Rows from a figure dataset:
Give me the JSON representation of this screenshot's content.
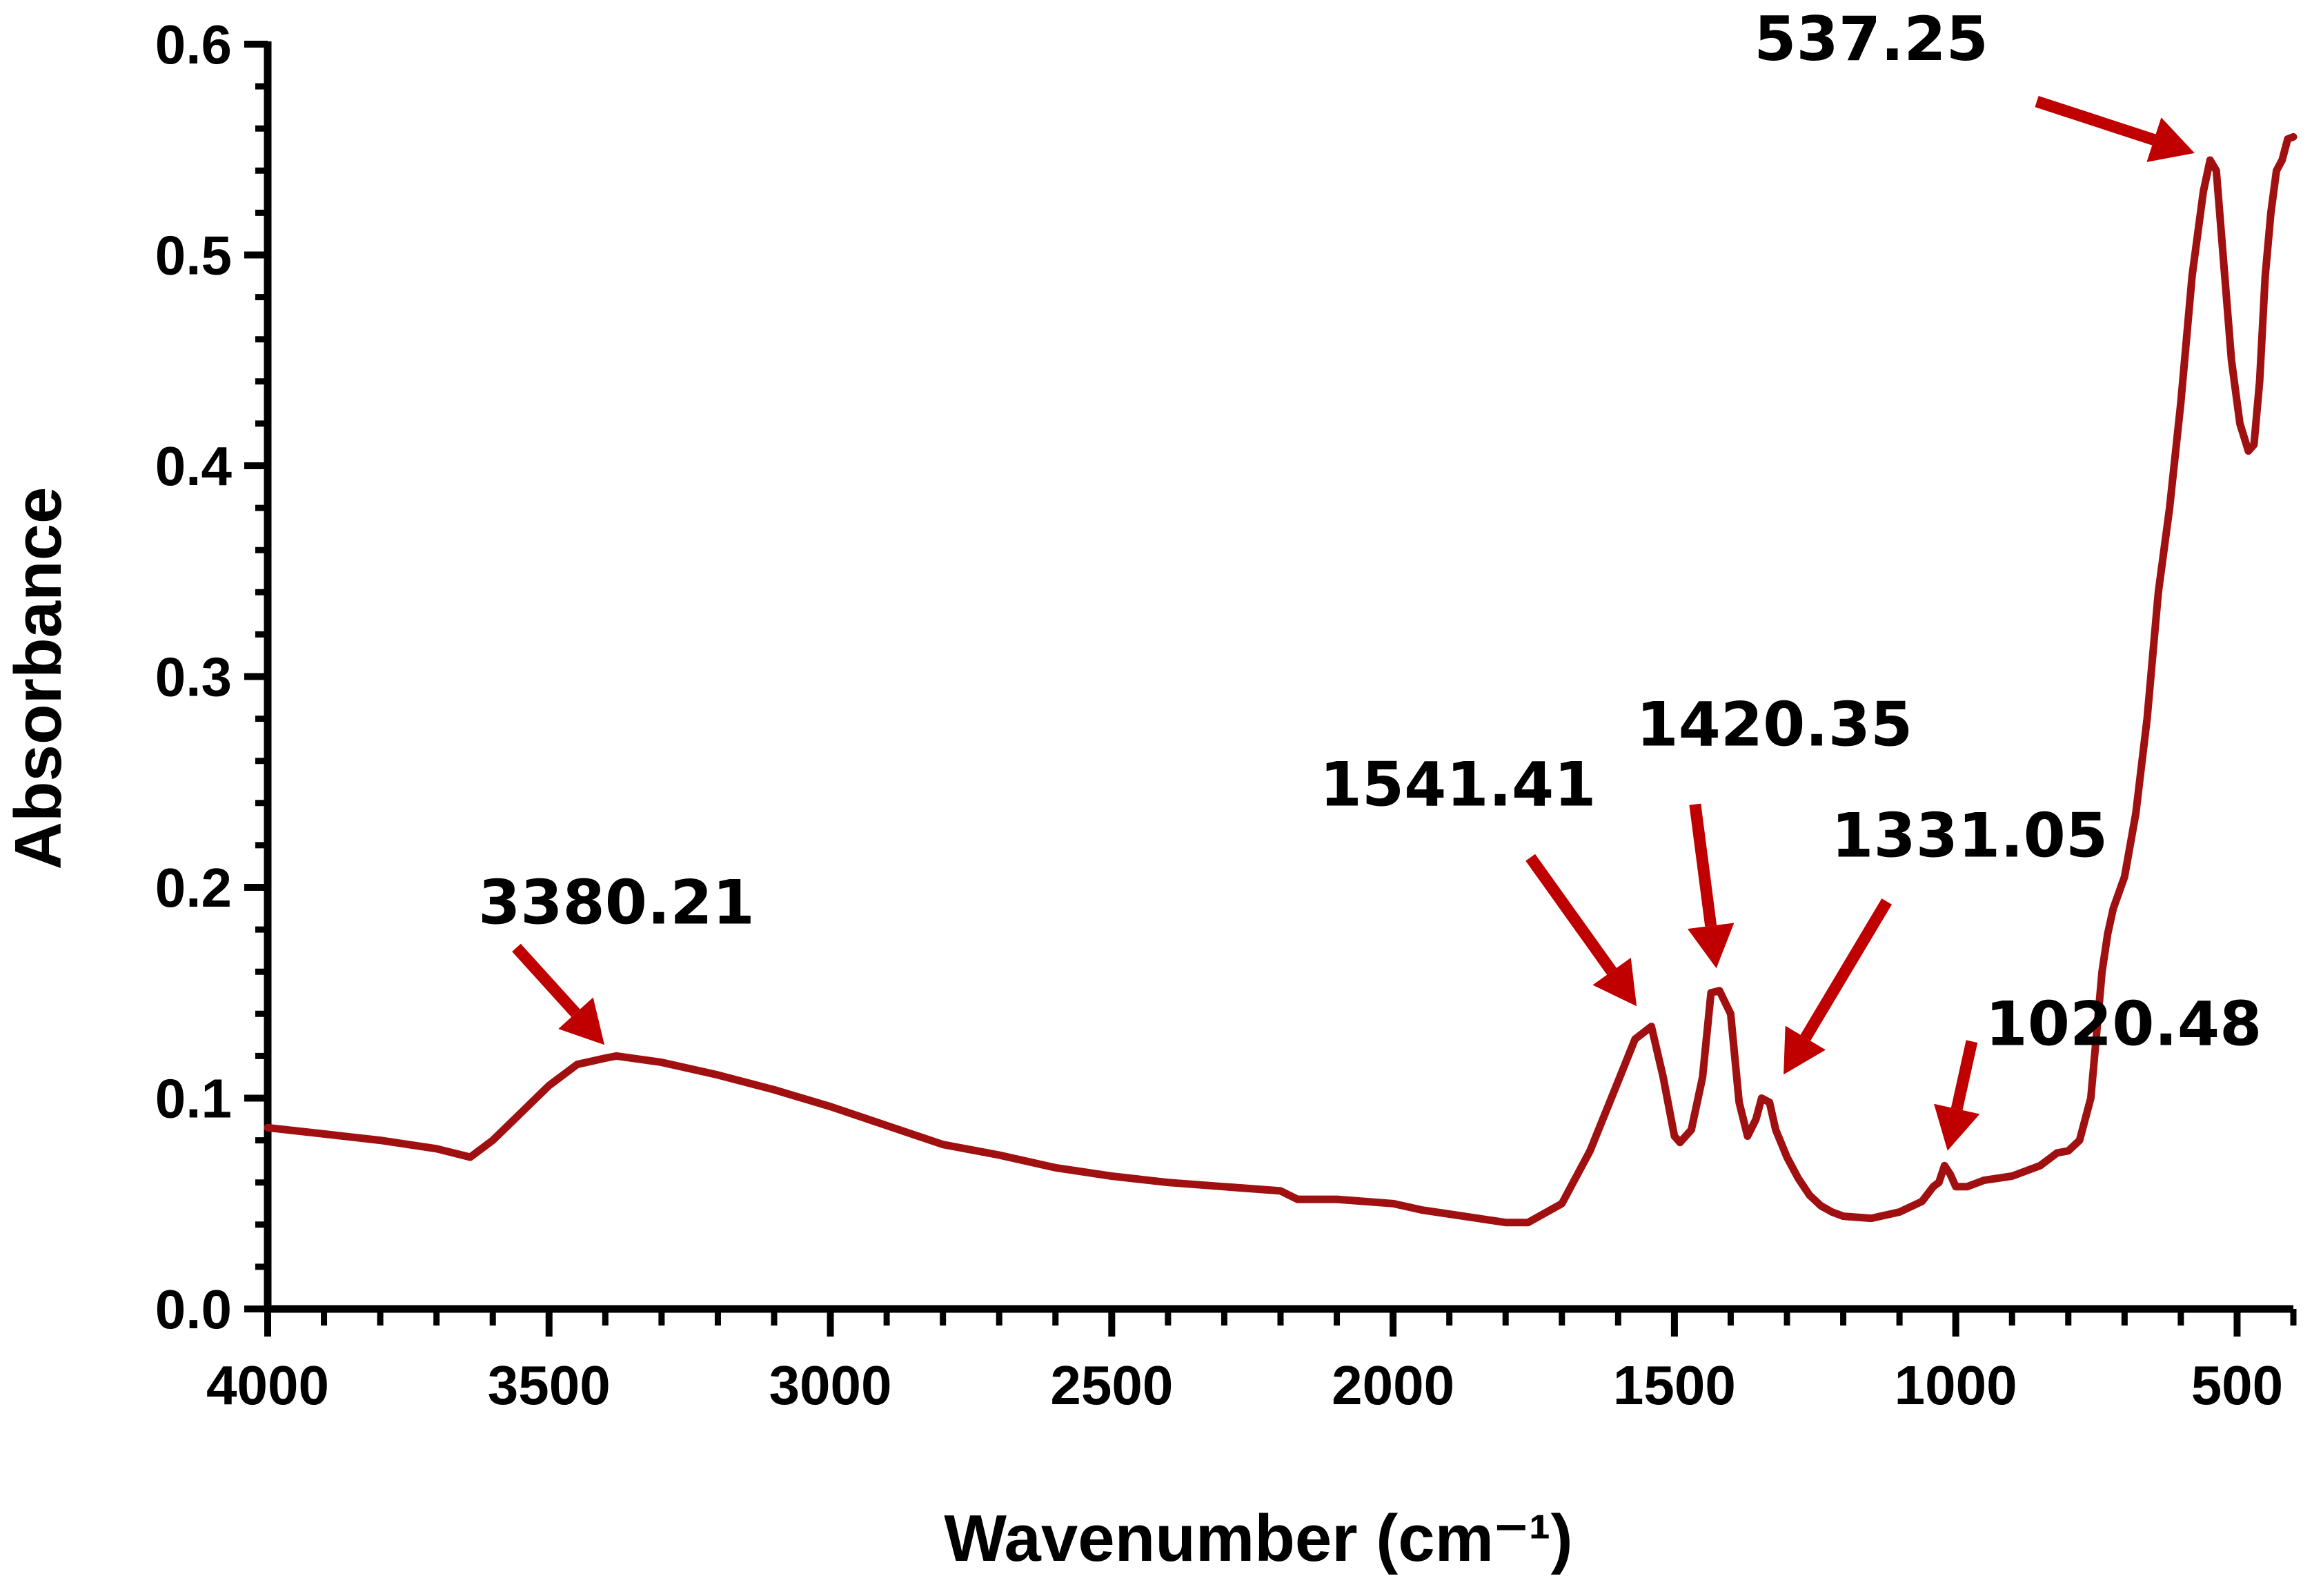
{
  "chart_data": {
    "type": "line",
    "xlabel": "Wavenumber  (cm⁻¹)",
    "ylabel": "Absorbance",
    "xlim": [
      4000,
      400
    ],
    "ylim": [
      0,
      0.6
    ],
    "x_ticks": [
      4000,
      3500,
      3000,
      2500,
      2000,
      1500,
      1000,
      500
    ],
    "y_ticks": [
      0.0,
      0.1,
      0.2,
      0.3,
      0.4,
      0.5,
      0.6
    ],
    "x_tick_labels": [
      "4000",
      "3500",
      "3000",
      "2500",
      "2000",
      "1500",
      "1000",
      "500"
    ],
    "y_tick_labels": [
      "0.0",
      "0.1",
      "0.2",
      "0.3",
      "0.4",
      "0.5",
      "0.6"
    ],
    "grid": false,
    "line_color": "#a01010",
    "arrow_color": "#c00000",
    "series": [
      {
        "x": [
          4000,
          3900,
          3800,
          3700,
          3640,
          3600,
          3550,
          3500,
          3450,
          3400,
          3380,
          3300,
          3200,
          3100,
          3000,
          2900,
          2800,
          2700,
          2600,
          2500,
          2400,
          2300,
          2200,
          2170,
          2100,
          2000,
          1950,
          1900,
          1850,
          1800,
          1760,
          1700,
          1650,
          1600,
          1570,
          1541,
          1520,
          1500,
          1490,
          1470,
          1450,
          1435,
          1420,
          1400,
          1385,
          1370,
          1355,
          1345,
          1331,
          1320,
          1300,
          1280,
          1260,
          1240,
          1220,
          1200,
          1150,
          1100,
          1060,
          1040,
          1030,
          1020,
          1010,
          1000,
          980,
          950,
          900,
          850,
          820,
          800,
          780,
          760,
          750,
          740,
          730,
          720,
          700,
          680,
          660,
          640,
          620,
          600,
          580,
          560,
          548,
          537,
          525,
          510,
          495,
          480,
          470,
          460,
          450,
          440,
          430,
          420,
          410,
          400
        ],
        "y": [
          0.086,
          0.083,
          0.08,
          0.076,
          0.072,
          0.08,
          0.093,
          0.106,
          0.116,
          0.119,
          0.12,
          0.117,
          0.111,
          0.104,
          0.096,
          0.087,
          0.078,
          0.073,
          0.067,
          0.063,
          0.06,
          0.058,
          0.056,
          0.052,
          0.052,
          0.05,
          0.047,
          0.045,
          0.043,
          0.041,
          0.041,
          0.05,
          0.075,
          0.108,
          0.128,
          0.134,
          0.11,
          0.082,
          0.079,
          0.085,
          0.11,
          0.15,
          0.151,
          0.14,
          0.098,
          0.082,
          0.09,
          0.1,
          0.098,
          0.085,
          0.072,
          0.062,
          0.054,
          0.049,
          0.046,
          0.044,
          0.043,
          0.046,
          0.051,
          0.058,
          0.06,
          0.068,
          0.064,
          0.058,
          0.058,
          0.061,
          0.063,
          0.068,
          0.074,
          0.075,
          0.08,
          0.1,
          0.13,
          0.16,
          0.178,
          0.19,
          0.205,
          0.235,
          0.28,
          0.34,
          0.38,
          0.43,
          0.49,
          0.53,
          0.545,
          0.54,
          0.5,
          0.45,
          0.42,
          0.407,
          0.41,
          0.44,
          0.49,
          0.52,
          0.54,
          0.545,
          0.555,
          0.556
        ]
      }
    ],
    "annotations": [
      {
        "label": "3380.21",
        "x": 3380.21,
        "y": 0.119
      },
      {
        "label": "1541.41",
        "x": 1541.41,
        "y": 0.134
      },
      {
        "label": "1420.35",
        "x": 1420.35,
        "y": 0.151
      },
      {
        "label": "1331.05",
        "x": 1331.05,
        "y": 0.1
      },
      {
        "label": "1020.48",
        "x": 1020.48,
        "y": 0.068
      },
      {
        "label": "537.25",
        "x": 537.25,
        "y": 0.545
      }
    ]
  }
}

**Direction**: Without the pictures, print the records in full, exactly as they appear.

**Result**:
Give me the JSON representation of this screenshot's content.
{
  "chart_data": {
    "type": "line",
    "xlabel": "Wavenumber  (cm⁻¹)",
    "ylabel": "Absorbance",
    "xlim": [
      4000,
      400
    ],
    "ylim": [
      0,
      0.6
    ],
    "x_ticks": [
      4000,
      3500,
      3000,
      2500,
      2000,
      1500,
      1000,
      500
    ],
    "y_ticks": [
      0.0,
      0.1,
      0.2,
      0.3,
      0.4,
      0.5,
      0.6
    ],
    "x_tick_labels": [
      "4000",
      "3500",
      "3000",
      "2500",
      "2000",
      "1500",
      "1000",
      "500"
    ],
    "y_tick_labels": [
      "0.0",
      "0.1",
      "0.2",
      "0.3",
      "0.4",
      "0.5",
      "0.6"
    ],
    "grid": false,
    "line_color": "#a01010",
    "arrow_color": "#c00000",
    "series": [
      {
        "x": [
          4000,
          3900,
          3800,
          3700,
          3640,
          3600,
          3550,
          3500,
          3450,
          3400,
          3380,
          3300,
          3200,
          3100,
          3000,
          2900,
          2800,
          2700,
          2600,
          2500,
          2400,
          2300,
          2200,
          2170,
          2100,
          2000,
          1950,
          1900,
          1850,
          1800,
          1760,
          1700,
          1650,
          1600,
          1570,
          1541,
          1520,
          1500,
          1490,
          1470,
          1450,
          1435,
          1420,
          1400,
          1385,
          1370,
          1355,
          1345,
          1331,
          1320,
          1300,
          1280,
          1260,
          1240,
          1220,
          1200,
          1150,
          1100,
          1060,
          1040,
          1030,
          1020,
          1010,
          1000,
          980,
          950,
          900,
          850,
          820,
          800,
          780,
          760,
          750,
          740,
          730,
          720,
          700,
          680,
          660,
          640,
          620,
          600,
          580,
          560,
          548,
          537,
          525,
          510,
          495,
          480,
          470,
          460,
          450,
          440,
          430,
          420,
          410,
          400
        ],
        "y": [
          0.086,
          0.083,
          0.08,
          0.076,
          0.072,
          0.08,
          0.093,
          0.106,
          0.116,
          0.119,
          0.12,
          0.117,
          0.111,
          0.104,
          0.096,
          0.087,
          0.078,
          0.073,
          0.067,
          0.063,
          0.06,
          0.058,
          0.056,
          0.052,
          0.052,
          0.05,
          0.047,
          0.045,
          0.043,
          0.041,
          0.041,
          0.05,
          0.075,
          0.108,
          0.128,
          0.134,
          0.11,
          0.082,
          0.079,
          0.085,
          0.11,
          0.15,
          0.151,
          0.14,
          0.098,
          0.082,
          0.09,
          0.1,
          0.098,
          0.085,
          0.072,
          0.062,
          0.054,
          0.049,
          0.046,
          0.044,
          0.043,
          0.046,
          0.051,
          0.058,
          0.06,
          0.068,
          0.064,
          0.058,
          0.058,
          0.061,
          0.063,
          0.068,
          0.074,
          0.075,
          0.08,
          0.1,
          0.13,
          0.16,
          0.178,
          0.19,
          0.205,
          0.235,
          0.28,
          0.34,
          0.38,
          0.43,
          0.49,
          0.53,
          0.545,
          0.54,
          0.5,
          0.45,
          0.42,
          0.407,
          0.41,
          0.44,
          0.49,
          0.52,
          0.54,
          0.545,
          0.555,
          0.556
        ]
      }
    ],
    "annotations": [
      {
        "label": "3380.21",
        "x": 3380.21,
        "y": 0.119
      },
      {
        "label": "1541.41",
        "x": 1541.41,
        "y": 0.134
      },
      {
        "label": "1420.35",
        "x": 1420.35,
        "y": 0.151
      },
      {
        "label": "1331.05",
        "x": 1331.05,
        "y": 0.1
      },
      {
        "label": "1020.48",
        "x": 1020.48,
        "y": 0.068
      },
      {
        "label": "537.25",
        "x": 537.25,
        "y": 0.545
      }
    ]
  }
}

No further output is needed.